**YOUR GOAL**
Your task is to give the listing below back word for word, pictures excluded.

**EXTRACTED RECORDS**
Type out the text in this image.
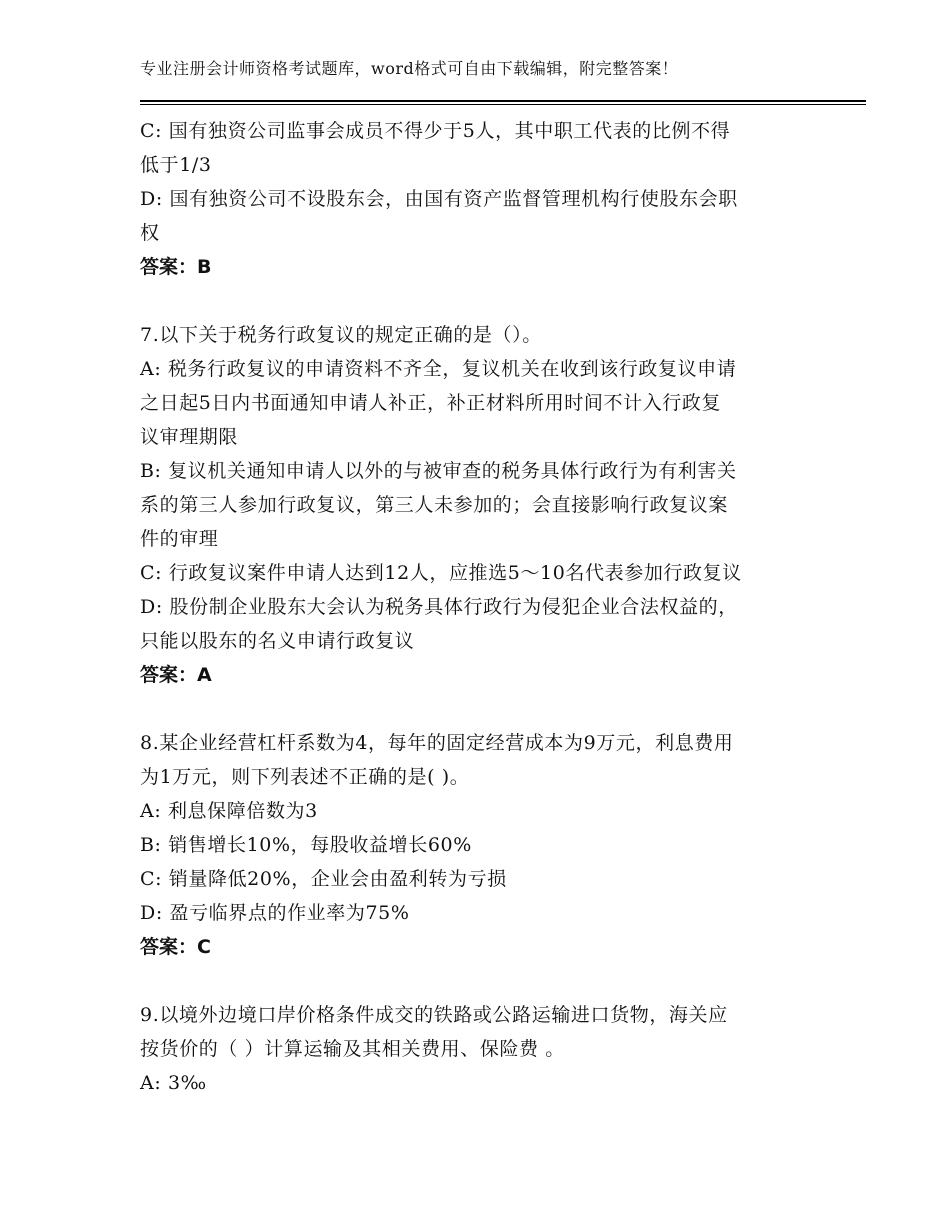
专业注册会计师资格考试题库，word格式可自由下载编辑，附完整答案！
C: 国有独资公司监事会成员不得少于5人，其中职工代表的比例不得
低于1/3
D: 国有独资公司不设股东会，由国有资产监督管理机构行使股东会职
权
答案：B
7.以下关于税务行政复议的规定正确的是（）。
A: 税务行政复议的申请资料不齐全，复议机关在收到该行政复议申请
之日起5日内书面通知申请人补正，补正材料所用时间不计入行政复
议审理期限
B: 复议机关通知申请人以外的与被审查的税务具体行政行为有利害关
系的第三人参加行政复议，第三人未参加的；会直接影响行政复议案
件的审理
C: 行政复议案件申请人达到12人，应推选5～10名代表参加行政复议
D: 股份制企业股东大会认为税务具体行政行为侵犯企业合法权益的，
只能以股东的名义申请行政复议
答案：A
8.某企业经营杠杆系数为4，每年的固定经营成本为9万元，利息费用
为1万元，则下列表述不正确的是( )。
A: 利息保障倍数为3
B: 销售增长10%，每股收益增长60%
C: 销量降低20%，企业会由盈利转为亏损
D: 盈亏临界点的作业率为75%
答案：C
9.以境外边境口岸价格条件成交的铁路或公路运输进口货物，海关应
按货价的（ ）计算运输及其相关费用、保险费 。
A: 3‰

**THE ANSWER**
Type out the text in this image.
专业注册会计师资格考试题库，word格式可自由下载编辑，附完整答案！
C: 国有独资公司监事会成员不得少于5人，其中职工代表的比例不得
低于1/3
D: 国有独资公司不设股东会，由国有资产监督管理机构行使股东会职
权
答案：B
7.以下关于税务行政复议的规定正确的是（）。
A: 税务行政复议的申请资料不齐全，复议机关在收到该行政复议申请
之日起5日内书面通知申请人补正，补正材料所用时间不计入行政复
议审理期限
B: 复议机关通知申请人以外的与被审查的税务具体行政行为有利害关
系的第三人参加行政复议，第三人未参加的；会直接影响行政复议案
件的审理
C: 行政复议案件申请人达到12人，应推选5～10名代表参加行政复议
D: 股份制企业股东大会认为税务具体行政行为侵犯企业合法权益的，
只能以股东的名义申请行政复议
答案：A
8.某企业经营杠杆系数为4，每年的固定经营成本为9万元，利息费用
为1万元，则下列表述不正确的是( )。
A: 利息保障倍数为3
B: 销售增长10%，每股收益增长60%
C: 销量降低20%，企业会由盈利转为亏损
D: 盈亏临界点的作业率为75%
答案：C
9.以境外边境口岸价格条件成交的铁路或公路运输进口货物，海关应
按货价的（ ）计算运输及其相关费用、保险费 。
A: 3‰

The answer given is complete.